(Data listing)
==*==

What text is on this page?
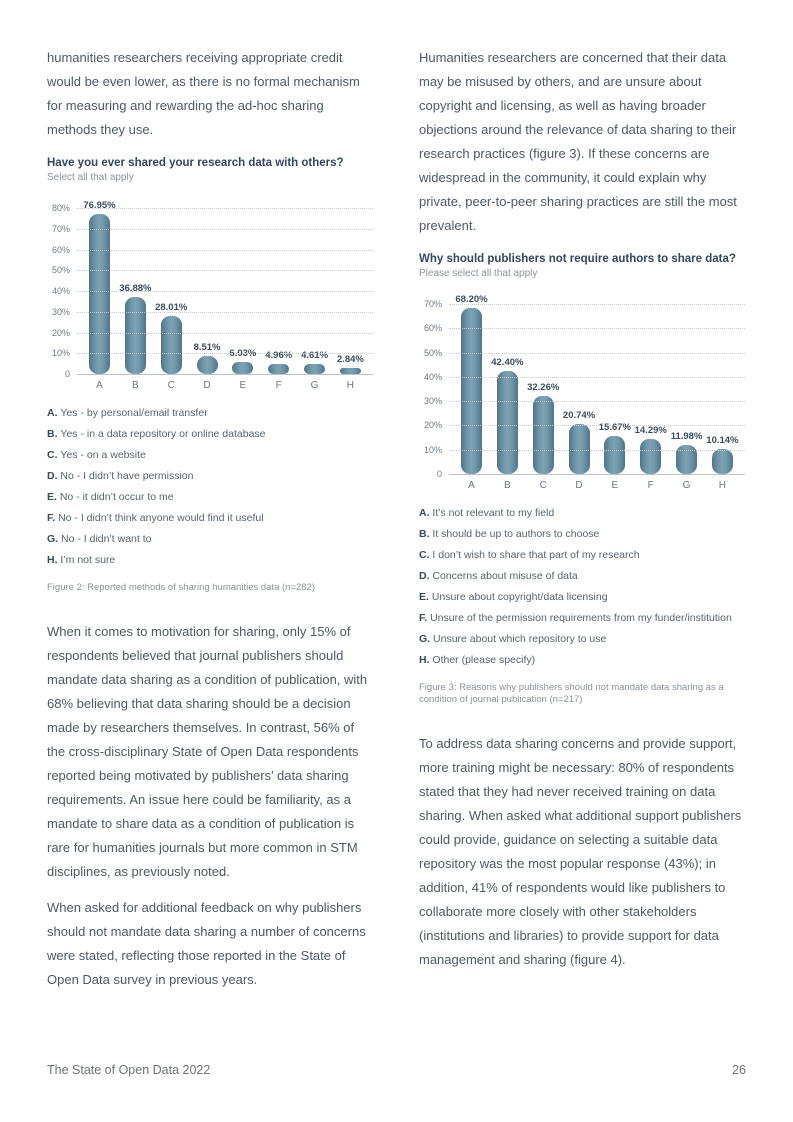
humanities researchers receiving appropriate credit would be even lower, as there is no formal mechanism for measuring and rewarding the ad-hoc sharing methods they use.

Have you ever shared your research data with others?
Select all that apply
76.95%
36.88%
28.01%
8.51% 6.03% 4.96% 4.61% 2.84%
80%
70%
60%
50%
40%
30%
20%
10%
0
A	B	C	D	E	F	G	H
A. Yes - by personal/email transfer
B. Yes - in a data repository or online database
C. Yes - on a website
D. No - I didn’t have permission
E. No - it didn’t occur to me
F. No - I didn’t think anyone would find it useful
G. No - I didn’t want to
H. I’m not sure
Figure 2: Reported methods of sharing humanities data (n=282)

When it comes to motivation for sharing, only 15% of respondents believed that journal publishers should mandate data sharing as a condition of publication, with 68% believing that data sharing should be a decision made by researchers themselves. In contrast, 56% of the cross-disciplinary State of Open Data respondents reported being motivated by publishers’ data sharing requirements. An issue here could be familiarity, as a mandate to share data as a condition of publication is rare for humanities journals but more common in STM disciplines, as previously noted.

When asked for additional feedback on why publishers should not mandate data sharing a number of concerns were stated, reflecting those reported in the State of Open Data survey in previous years.

Humanities researchers are concerned that their data may be misused by others, and are unsure about copyright and licensing, as well as having broader objections around the relevance of data sharing to their research practices (figure 3). If these concerns are widespread in the community, it could explain why private, peer-to-peer sharing practices are still the most prevalent.

Why should publishers not require authors to share data?
Please select all that apply
68.20%
42.40%
32.26%
20.74%
15.67% 14.29%
11.98% 10.14%
70%
60%
50%
40%
30%
20%
10%
0
A	B	C	D	E	F	G	H
A. It’s not relevant to my field
B. It should be up to authors to choose
C. I don’t wish to share that part of my research
D. Concerns about misuse of data
E. Unsure about copyright/data licensing
F. Unsure of the permission requirements from my funder/institution
G. Unsure about which repository to use
H. Other (please specify)
Figure 3: Reasons why publishers should not mandate data sharing as a condition of journal publication (n=217)

To address data sharing concerns and provide support, more training might be necessary: 80% of respondents stated that they had never received training on data sharing. When asked what additional support publishers could provide, guidance on selecting a suitable data repository was the most popular response (43%); in addition, 41% of respondents would like publishers to collaborate more closely with other stakeholders (institutions and libraries) to provide support for data management and sharing (figure 4).

The State of Open Data 2022	26
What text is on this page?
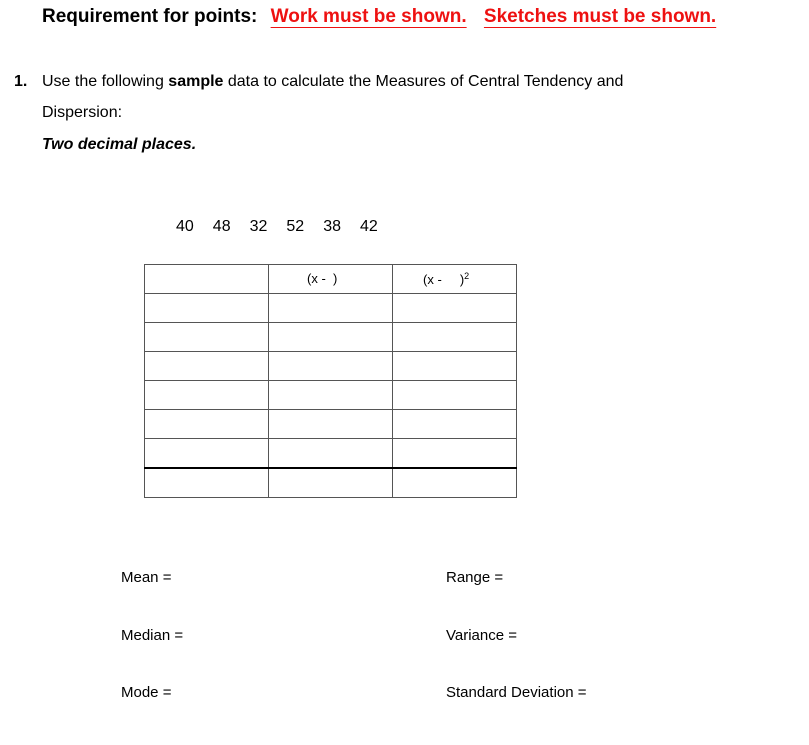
Requirement for points: Work must be shown. Sketches must be shown.
1. Use the following sample data to calculate the Measures of Central Tendency and
Dispersion:
Two decimal places.
40 48 32 52 38 42

	(x -  )	(x -     )$^2$

Mean =
Median =
Mode =
Range =
Variance =
Standard Deviation =
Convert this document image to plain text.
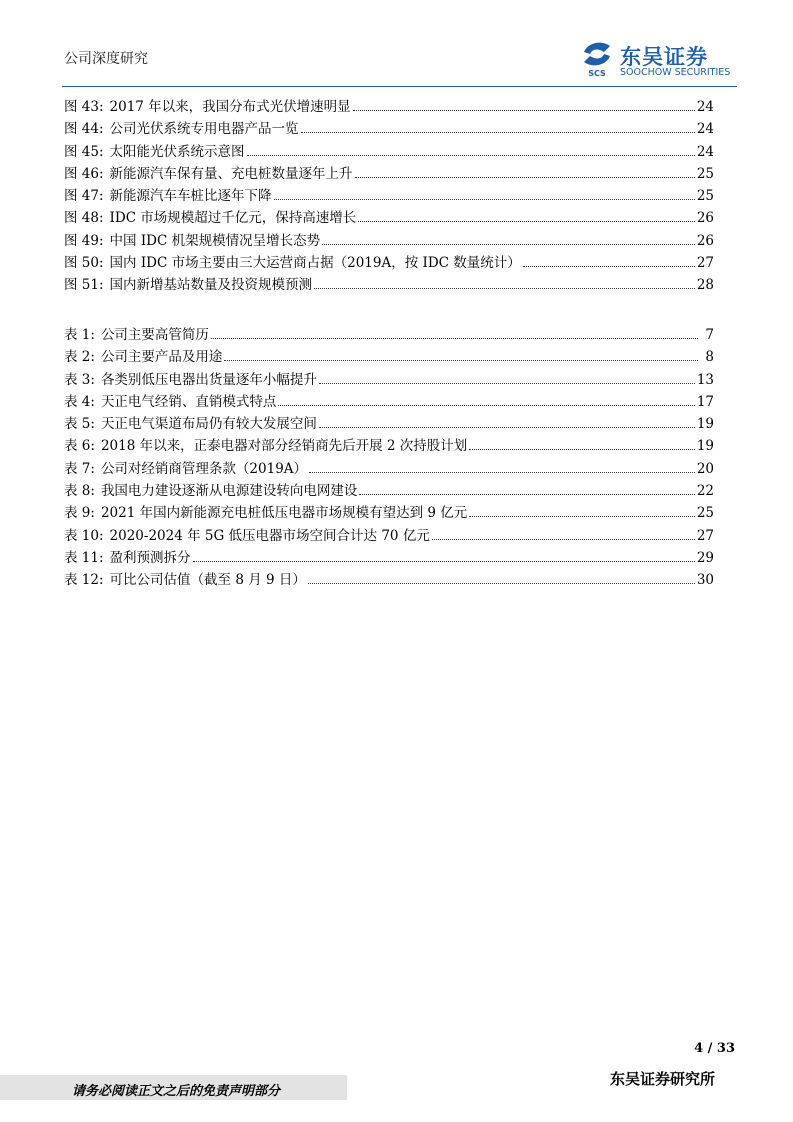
公司深度研究
SCS
东吴证券
SOOCHOW SECURITIES
图 43: 2017 年以来，我国分布式光伏增速明显	24
图 44: 公司光伏系统专用电器产品一览	24
图 45: 太阳能光伏系统示意图	24
图 46: 新能源汽车保有量、充电桩数量逐年上升	25
图 47: 新能源汽车车桩比逐年下降	25
图 48: IDC 市场规模超过千亿元，保持高速增长	26
图 49: 中国 IDC 机架规模情况呈增长态势	26
图 50: 国内 IDC 市场主要由三大运营商占据（2019A，按 IDC 数量统计）	27
图 51: 国内新增基站数量及投资规模预测	28
表 1: 公司主要高管简历	7
表 2: 公司主要产品及用途	8
表 3: 各类别低压电器出货量逐年小幅提升	13
表 4: 天正电气经销、直销模式特点	17
表 5: 天正电气渠道布局仍有较大发展空间	19
表 6: 2018 年以来，正泰电器对部分经销商先后开展 2 次持股计划	19
表 7: 公司对经销商管理条款（2019A）	20
表 8: 我国电力建设逐渐从电源建设转向电网建设	22
表 9: 2021 年国内新能源充电桩低压电器市场规模有望达到 9 亿元	25
表 10: 2020-2024 年 5G 低压电器市场空间合计达 70 亿元	27
表 11: 盈利预测拆分	29
表 12: 可比公司估值（截至 8 月 9 日）	30
4 / 33
请务必阅读正文之后的免责声明部分
东吴证券研究所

==*==

__What you are asked to do__.
Copy the records above exactly, omitting every picture.

__Task solution__.
What text is on this page?
humanities researchers receiving appropriate credit would be even lower, as there is no formal mechanism for measuring and rewarding the ad-hoc sharing methods they use.

Have you ever shared your research data with others?
Select all that apply
76.95%
36.88%
28.01%
8.51% 6.03% 4.96% 4.61% 2.84%
80%
70%
60%
50%
40%
30%
20%
10%
0
A	B	C	D	E	F	G	H
A. Yes - by personal/email transfer
B. Yes - in a data repository or online database
C. Yes - on a website
D. No - I didn’t have permission
E. No - it didn’t occur to me
F. No - I didn’t think anyone would find it useful
G. No - I didn’t want to
H. I’m not sure
Figure 2: Reported methods of sharing humanities data (n=282)

When it comes to motivation for sharing, only 15% of respondents believed that journal publishers should mandate data sharing as a condition of publication, with 68% believing that data sharing should be a decision made by researchers themselves. In contrast, 56% of the cross-disciplinary State of Open Data respondents reported being motivated by publishers’ data sharing requirements. An issue here could be familiarity, as a mandate to share data as a condition of publication is rare for humanities journals but more common in STM disciplines, as previously noted.

When asked for additional feedback on why publishers should not mandate data sharing a number of concerns were stated, reflecting those reported in the State of Open Data survey in previous years.

Humanities researchers are concerned that their data may be misused by others, and are unsure about copyright and licensing, as well as having broader objections around the relevance of data sharing to their research practices (figure 3). If these concerns are widespread in the community, it could explain why private, peer-to-peer sharing practices are still the most prevalent.

Why should publishers not require authors to share data?
Please select all that apply
68.20%
42.40%
32.26%
20.74%
15.67% 14.29%
11.98% 10.14%
70%
60%
50%
40%
30%
20%
10%
0
A	B	C	D	E	F	G	H
A. It’s not relevant to my field
B. It should be up to authors to choose
C. I don’t wish to share that part of my research
D. Concerns about misuse of data
E. Unsure about copyright/data licensing
F. Unsure of the permission requirements from my funder/institution
G. Unsure about which repository to use
H. Other (please specify)
Figure 3: Reasons why publishers should not mandate data sharing as a condition of journal publication (n=217)

To address data sharing concerns and provide support, more training might be necessary: 80% of respondents stated that they had never received training on data sharing. When asked what additional support publishers could provide, guidance on selecting a suitable data repository was the most popular response (43%); in addition, 41% of respondents would like publishers to collaborate more closely with other stakeholders (institutions and libraries) to provide support for data management and sharing (figure 4).

The State of Open Data 2022	26
What text is on this page?
Requirement for points: Work must be shown. Sketches must be shown.
1. Use the following sample data to calculate the Measures of Central Tendency and
Dispersion:
Two decimal places.
40 48 32 52 38 42

	(x -  )	(x -     )$^2$

Mean =
Median =
Mode =
Range =
Variance =
Standard Deviation =
Convert this document image to plain text.
公司深度研究
SCS
东吴证券
SOOCHOW SECURITIES
图 43: 2017 年以来，我国分布式光伏增速明显	24
图 44: 公司光伏系统专用电器产品一览	24
图 45: 太阳能光伏系统示意图	24
图 46: 新能源汽车保有量、充电桩数量逐年上升	25
图 47: 新能源汽车车桩比逐年下降	25
图 48: IDC 市场规模超过千亿元，保持高速增长	26
图 49: 中国 IDC 机架规模情况呈增长态势	26
图 50: 国内 IDC 市场主要由三大运营商占据（2019A，按 IDC 数量统计）	27
图 51: 国内新增基站数量及投资规模预测	28
表 1: 公司主要高管简历	7
表 2: 公司主要产品及用途	8
表 3: 各类别低压电器出货量逐年小幅提升	13
表 4: 天正电气经销、直销模式特点	17
表 5: 天正电气渠道布局仍有较大发展空间	19
表 6: 2018 年以来，正泰电器对部分经销商先后开展 2 次持股计划	19
表 7: 公司对经销商管理条款（2019A）	20
表 8: 我国电力建设逐渐从电源建设转向电网建设	22
表 9: 2021 年国内新能源充电桩低压电器市场规模有望达到 9 亿元	25
表 10: 2020-2024 年 5G 低压电器市场空间合计达 70 亿元	27
表 11: 盈利预测拆分	29
表 12: 可比公司估值（截至 8 月 9 日）	30
4 / 33
请务必阅读正文之后的免责声明部分
东吴证券研究所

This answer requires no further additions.